Excerpts from a figure dataset:

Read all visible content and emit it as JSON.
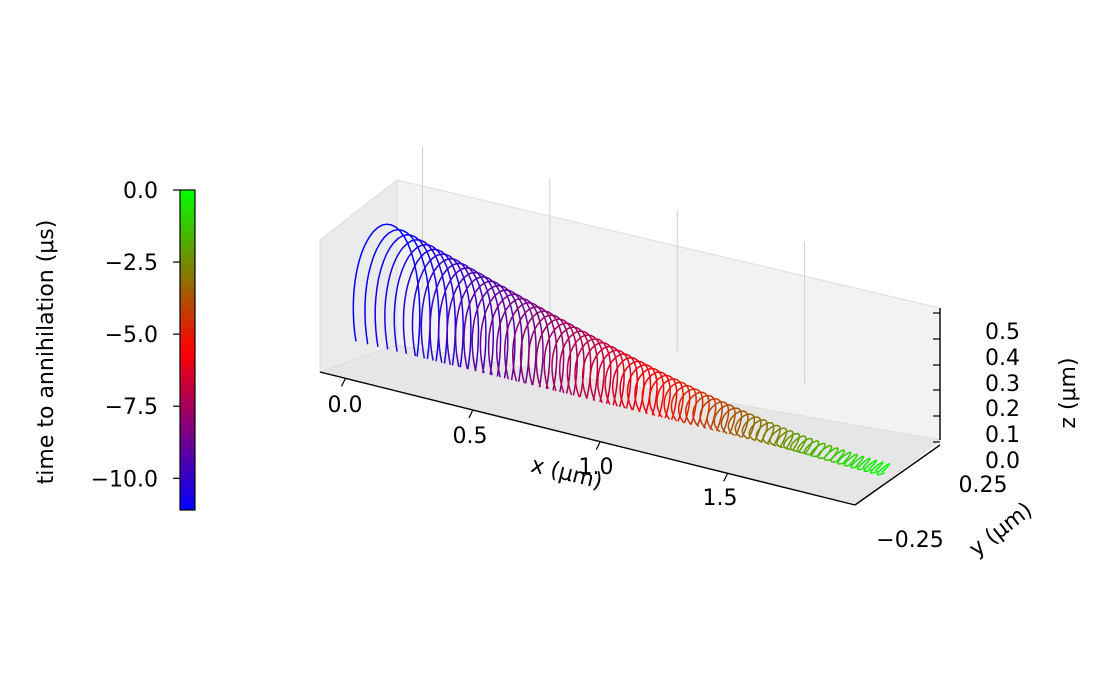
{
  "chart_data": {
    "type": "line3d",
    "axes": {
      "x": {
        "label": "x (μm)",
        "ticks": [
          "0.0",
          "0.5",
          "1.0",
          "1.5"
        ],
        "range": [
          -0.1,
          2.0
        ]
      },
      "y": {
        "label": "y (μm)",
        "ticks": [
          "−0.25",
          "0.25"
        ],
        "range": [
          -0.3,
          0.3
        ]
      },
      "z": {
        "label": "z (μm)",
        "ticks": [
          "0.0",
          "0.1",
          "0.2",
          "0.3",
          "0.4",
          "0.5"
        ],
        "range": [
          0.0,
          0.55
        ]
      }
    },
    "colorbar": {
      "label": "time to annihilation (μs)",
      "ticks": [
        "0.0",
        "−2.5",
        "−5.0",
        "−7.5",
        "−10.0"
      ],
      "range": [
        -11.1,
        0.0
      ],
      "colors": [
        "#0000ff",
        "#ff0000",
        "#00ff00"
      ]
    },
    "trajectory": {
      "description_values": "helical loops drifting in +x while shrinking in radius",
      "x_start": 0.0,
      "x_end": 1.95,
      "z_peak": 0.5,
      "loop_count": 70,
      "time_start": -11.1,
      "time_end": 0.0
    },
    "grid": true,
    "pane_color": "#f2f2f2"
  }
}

...

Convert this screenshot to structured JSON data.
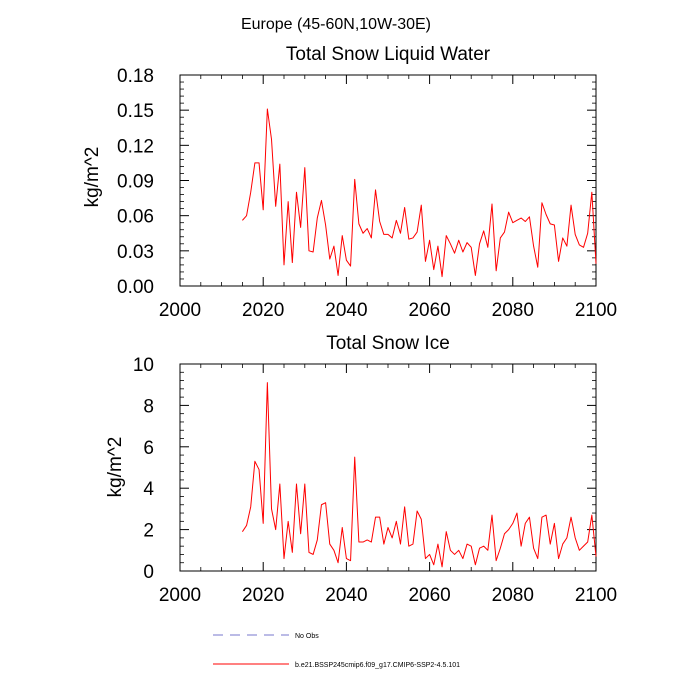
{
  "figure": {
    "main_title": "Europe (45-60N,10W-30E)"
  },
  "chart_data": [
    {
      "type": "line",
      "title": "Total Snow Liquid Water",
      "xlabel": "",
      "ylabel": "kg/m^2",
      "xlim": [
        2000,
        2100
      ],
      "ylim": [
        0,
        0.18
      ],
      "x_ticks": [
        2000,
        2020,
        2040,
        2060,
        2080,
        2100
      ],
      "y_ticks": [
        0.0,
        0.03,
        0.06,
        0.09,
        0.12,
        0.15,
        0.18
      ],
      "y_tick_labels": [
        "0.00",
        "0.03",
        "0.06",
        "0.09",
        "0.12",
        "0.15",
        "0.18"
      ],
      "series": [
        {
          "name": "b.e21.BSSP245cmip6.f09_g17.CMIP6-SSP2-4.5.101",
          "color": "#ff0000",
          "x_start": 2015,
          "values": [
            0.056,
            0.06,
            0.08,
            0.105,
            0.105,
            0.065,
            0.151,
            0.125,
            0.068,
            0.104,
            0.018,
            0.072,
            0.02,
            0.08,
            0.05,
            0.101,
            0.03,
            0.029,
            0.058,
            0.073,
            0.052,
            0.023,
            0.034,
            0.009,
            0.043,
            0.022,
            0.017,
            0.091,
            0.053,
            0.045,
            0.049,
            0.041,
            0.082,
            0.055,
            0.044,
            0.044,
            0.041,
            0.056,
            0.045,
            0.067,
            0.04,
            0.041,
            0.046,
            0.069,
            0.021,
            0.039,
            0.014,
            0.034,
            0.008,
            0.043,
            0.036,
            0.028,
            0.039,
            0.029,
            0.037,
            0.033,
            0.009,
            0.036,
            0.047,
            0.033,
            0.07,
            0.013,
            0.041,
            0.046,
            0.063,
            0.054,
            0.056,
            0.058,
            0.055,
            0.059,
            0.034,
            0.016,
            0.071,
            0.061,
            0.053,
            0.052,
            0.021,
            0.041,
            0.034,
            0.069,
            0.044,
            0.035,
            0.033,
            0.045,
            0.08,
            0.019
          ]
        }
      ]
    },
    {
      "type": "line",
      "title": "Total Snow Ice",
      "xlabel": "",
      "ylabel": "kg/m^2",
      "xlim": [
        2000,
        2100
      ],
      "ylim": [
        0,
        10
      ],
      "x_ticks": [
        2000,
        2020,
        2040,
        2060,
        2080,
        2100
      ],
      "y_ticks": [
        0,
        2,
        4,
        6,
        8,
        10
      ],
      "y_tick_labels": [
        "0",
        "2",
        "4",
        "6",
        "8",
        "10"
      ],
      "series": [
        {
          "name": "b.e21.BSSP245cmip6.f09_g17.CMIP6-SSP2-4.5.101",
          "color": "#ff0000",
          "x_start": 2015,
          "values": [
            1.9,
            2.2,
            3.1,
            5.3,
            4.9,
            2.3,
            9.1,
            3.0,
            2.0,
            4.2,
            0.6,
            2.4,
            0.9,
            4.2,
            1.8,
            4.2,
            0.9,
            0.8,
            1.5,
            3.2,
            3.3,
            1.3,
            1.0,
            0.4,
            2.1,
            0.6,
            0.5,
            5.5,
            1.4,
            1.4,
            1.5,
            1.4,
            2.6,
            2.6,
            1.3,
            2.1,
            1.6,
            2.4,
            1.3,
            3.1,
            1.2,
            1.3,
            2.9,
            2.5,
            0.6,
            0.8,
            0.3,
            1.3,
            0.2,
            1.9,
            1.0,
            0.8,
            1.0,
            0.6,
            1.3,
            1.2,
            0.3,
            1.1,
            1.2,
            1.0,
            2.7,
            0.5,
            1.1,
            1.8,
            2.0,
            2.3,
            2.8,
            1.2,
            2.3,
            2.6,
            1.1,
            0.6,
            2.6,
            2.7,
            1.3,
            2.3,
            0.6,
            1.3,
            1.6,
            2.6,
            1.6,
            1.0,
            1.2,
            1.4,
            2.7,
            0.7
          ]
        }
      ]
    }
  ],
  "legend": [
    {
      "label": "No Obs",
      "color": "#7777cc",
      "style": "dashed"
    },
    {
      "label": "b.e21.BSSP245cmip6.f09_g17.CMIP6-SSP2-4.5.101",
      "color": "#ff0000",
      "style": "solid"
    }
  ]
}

Requirement
Count every line in the listing above that holds "Snow", then report only the count.

Worked solution
2